Requirements:
In the entries below, find the lines that contain the word "title" and copy them.
BEGIN
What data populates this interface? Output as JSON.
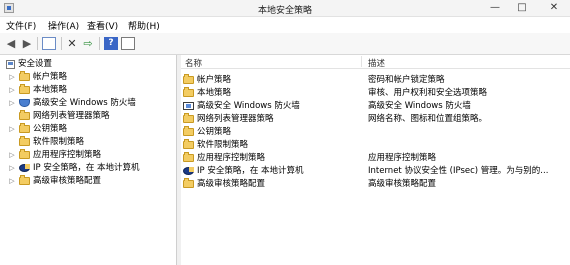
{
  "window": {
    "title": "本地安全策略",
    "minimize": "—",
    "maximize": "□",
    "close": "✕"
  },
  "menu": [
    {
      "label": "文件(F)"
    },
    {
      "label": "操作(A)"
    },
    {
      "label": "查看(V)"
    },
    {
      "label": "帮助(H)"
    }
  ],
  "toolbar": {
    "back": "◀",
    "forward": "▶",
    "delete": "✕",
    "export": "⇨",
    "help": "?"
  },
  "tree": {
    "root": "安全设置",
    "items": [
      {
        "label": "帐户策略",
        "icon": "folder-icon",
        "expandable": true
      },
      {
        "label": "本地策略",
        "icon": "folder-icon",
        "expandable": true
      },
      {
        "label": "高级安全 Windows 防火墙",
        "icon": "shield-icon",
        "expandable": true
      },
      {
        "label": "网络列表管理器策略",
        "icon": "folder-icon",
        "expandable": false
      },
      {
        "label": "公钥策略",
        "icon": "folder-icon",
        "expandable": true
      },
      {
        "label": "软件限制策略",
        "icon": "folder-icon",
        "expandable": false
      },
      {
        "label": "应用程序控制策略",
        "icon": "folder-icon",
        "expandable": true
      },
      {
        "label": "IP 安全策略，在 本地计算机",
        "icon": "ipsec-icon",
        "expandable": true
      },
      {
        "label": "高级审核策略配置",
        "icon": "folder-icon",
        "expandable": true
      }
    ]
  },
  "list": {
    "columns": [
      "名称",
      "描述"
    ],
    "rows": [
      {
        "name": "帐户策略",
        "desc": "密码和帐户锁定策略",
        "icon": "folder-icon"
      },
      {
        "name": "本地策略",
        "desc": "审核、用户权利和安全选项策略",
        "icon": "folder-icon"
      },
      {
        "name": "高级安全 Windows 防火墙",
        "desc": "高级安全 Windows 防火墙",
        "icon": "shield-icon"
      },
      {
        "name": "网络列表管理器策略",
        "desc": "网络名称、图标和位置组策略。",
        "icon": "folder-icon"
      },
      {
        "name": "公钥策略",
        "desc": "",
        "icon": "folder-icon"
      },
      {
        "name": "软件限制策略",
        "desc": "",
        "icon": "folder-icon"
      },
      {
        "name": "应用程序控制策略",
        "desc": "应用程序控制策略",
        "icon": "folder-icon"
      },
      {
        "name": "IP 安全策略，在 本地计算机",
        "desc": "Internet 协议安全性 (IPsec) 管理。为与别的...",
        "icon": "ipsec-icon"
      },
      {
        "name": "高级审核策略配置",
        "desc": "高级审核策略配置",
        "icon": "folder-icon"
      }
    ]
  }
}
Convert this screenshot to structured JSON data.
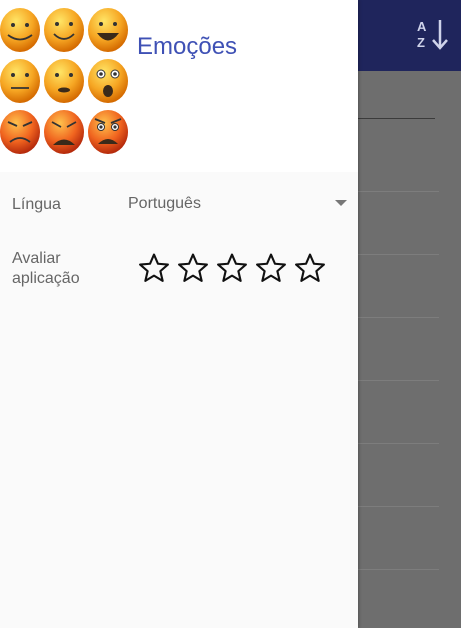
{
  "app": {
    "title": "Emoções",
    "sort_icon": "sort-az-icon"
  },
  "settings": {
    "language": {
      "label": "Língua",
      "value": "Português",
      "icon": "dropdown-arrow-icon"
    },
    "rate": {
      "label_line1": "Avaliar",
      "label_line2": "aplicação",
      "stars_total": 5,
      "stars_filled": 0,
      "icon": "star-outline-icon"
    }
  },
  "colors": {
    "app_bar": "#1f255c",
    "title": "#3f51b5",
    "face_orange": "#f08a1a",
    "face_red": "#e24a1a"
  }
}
END
BEGIN
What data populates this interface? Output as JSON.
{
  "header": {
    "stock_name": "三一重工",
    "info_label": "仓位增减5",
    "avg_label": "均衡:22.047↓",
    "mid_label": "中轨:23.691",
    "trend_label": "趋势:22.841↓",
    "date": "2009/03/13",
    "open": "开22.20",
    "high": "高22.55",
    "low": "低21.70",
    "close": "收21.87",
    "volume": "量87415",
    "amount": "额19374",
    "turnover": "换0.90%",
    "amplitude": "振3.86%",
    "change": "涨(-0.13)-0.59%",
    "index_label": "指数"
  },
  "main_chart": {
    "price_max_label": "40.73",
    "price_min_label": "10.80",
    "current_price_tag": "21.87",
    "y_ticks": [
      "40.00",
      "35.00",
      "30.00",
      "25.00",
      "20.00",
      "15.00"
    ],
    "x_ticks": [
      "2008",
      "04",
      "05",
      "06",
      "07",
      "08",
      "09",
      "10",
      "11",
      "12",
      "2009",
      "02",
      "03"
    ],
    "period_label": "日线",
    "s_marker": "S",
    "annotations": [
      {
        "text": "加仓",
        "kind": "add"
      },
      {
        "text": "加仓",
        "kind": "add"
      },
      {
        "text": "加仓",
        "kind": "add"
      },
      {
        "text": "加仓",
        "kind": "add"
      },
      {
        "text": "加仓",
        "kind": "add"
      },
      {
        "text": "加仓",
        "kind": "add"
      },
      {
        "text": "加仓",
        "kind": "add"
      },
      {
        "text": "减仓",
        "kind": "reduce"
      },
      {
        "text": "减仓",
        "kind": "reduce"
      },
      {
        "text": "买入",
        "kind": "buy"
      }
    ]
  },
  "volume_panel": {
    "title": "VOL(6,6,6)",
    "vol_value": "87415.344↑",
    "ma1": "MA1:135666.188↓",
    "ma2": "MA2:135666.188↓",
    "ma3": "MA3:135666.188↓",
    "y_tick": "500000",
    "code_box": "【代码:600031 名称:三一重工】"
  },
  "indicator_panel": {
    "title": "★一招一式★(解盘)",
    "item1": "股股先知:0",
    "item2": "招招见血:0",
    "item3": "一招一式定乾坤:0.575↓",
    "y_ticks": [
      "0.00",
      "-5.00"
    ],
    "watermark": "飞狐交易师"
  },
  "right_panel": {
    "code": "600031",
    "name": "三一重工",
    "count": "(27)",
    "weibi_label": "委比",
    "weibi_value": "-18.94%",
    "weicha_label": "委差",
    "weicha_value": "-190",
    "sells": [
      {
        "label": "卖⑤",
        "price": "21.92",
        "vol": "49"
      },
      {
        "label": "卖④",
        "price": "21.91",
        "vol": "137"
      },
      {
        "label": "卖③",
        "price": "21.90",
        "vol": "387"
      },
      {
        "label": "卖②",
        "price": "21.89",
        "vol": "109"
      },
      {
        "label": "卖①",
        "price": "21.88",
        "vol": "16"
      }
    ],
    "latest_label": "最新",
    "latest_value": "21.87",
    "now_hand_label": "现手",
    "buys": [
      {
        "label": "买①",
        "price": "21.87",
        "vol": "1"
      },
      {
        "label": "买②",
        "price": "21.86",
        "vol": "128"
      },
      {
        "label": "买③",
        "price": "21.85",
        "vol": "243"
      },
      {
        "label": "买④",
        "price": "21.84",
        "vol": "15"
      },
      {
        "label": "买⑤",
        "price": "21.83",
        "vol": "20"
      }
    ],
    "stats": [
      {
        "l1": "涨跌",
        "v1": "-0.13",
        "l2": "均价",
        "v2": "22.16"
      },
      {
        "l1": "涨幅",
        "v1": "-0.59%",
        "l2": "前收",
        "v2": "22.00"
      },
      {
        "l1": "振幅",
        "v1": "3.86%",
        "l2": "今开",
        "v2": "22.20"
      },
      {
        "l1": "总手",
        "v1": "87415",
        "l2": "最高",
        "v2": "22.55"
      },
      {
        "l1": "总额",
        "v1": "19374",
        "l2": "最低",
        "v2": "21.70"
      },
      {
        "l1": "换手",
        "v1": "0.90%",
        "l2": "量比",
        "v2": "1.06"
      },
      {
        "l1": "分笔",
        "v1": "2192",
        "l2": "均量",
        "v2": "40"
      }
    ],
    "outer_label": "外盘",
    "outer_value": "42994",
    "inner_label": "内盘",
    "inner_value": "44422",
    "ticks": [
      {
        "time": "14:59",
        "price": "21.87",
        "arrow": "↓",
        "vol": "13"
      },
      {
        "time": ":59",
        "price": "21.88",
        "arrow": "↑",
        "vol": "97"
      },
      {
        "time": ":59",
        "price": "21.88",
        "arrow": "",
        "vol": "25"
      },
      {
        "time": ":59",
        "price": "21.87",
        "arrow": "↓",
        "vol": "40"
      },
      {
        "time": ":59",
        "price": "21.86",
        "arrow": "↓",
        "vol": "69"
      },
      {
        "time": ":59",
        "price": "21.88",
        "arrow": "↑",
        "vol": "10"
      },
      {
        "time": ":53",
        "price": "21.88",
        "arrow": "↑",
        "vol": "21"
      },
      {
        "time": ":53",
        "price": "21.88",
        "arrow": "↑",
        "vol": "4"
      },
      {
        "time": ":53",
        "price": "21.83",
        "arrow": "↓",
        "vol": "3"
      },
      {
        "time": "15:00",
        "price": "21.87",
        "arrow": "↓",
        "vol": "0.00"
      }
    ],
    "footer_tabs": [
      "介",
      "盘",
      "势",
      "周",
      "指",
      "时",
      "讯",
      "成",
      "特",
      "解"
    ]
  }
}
END
Solution for this exercise:
    "title": "本地安全策略",
    "title": "Emoções",
    "title": "#3f51b5",
    "title": "VOL(6,6,6)",
    "title": "★一招一式★(解盘)",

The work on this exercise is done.